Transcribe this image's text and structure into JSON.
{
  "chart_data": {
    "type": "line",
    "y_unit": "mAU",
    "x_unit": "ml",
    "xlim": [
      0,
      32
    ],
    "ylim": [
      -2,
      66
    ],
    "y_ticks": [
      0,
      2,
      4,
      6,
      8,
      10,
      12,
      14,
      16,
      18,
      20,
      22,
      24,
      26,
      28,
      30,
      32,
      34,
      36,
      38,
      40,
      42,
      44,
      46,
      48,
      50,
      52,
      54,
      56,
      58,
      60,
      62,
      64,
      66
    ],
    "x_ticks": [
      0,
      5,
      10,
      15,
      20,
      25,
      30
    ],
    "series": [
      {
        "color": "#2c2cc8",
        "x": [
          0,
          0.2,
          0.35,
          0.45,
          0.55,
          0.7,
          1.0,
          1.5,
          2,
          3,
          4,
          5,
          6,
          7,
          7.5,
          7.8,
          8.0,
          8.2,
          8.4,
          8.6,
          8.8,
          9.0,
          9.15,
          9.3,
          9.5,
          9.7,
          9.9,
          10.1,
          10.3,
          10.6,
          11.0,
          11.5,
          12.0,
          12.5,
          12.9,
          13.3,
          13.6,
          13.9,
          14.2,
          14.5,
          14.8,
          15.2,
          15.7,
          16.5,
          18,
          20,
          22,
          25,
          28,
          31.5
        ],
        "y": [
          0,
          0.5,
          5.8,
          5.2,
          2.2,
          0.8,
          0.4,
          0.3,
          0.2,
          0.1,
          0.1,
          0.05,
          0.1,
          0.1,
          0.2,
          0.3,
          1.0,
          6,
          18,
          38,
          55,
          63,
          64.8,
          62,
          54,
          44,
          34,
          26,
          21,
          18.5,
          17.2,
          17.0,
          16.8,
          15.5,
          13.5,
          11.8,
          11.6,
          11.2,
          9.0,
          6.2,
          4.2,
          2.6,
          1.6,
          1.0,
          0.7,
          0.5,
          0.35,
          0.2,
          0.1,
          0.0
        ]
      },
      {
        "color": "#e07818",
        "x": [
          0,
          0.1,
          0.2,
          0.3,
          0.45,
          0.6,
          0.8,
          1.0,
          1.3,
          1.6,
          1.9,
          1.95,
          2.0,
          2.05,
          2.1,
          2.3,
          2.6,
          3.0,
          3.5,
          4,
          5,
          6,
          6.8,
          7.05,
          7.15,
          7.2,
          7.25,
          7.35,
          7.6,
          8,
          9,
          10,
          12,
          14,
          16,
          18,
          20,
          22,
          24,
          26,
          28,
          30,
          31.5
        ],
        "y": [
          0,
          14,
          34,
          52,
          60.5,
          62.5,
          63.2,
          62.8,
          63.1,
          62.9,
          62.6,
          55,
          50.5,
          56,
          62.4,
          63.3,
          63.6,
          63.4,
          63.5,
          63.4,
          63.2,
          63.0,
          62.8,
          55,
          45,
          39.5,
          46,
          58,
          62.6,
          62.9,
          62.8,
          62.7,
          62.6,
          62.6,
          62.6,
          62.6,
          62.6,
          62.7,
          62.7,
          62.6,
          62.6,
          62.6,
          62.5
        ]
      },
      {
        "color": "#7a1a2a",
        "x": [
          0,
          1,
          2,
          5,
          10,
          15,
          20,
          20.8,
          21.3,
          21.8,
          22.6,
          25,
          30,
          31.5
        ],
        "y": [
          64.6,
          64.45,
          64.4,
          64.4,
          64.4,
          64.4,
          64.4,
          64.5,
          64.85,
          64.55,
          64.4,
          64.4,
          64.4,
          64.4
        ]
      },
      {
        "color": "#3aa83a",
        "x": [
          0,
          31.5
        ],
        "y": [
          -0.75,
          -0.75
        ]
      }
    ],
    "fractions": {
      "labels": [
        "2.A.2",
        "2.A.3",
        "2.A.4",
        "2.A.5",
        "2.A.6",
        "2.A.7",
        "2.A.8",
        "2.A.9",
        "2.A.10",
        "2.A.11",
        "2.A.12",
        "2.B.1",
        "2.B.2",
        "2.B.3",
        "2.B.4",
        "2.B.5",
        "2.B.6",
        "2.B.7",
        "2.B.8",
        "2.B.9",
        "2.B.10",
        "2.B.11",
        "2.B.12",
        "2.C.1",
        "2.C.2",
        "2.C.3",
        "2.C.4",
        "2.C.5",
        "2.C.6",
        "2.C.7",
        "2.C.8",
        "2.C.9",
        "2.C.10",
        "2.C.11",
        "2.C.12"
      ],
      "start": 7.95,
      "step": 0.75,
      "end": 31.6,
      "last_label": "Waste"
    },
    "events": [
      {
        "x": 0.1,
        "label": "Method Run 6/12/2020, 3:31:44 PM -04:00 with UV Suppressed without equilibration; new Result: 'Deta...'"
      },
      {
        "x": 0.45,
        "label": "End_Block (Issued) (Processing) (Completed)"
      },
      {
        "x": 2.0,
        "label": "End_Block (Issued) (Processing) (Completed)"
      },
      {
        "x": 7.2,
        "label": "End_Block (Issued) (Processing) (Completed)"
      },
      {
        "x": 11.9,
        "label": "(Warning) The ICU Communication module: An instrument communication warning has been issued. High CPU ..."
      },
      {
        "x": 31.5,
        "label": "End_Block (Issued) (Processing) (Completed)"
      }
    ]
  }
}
- - - - - - -
- _TASK DESCRIPTION_
Pull out each line containing the word "color" and copy it.

- _SOLUTION TO THIS EXERCISE_
        "color": "#2c2cc8",
        "color": "#e07818",
        "color": "#7a1a2a",
        "color": "#3aa83a",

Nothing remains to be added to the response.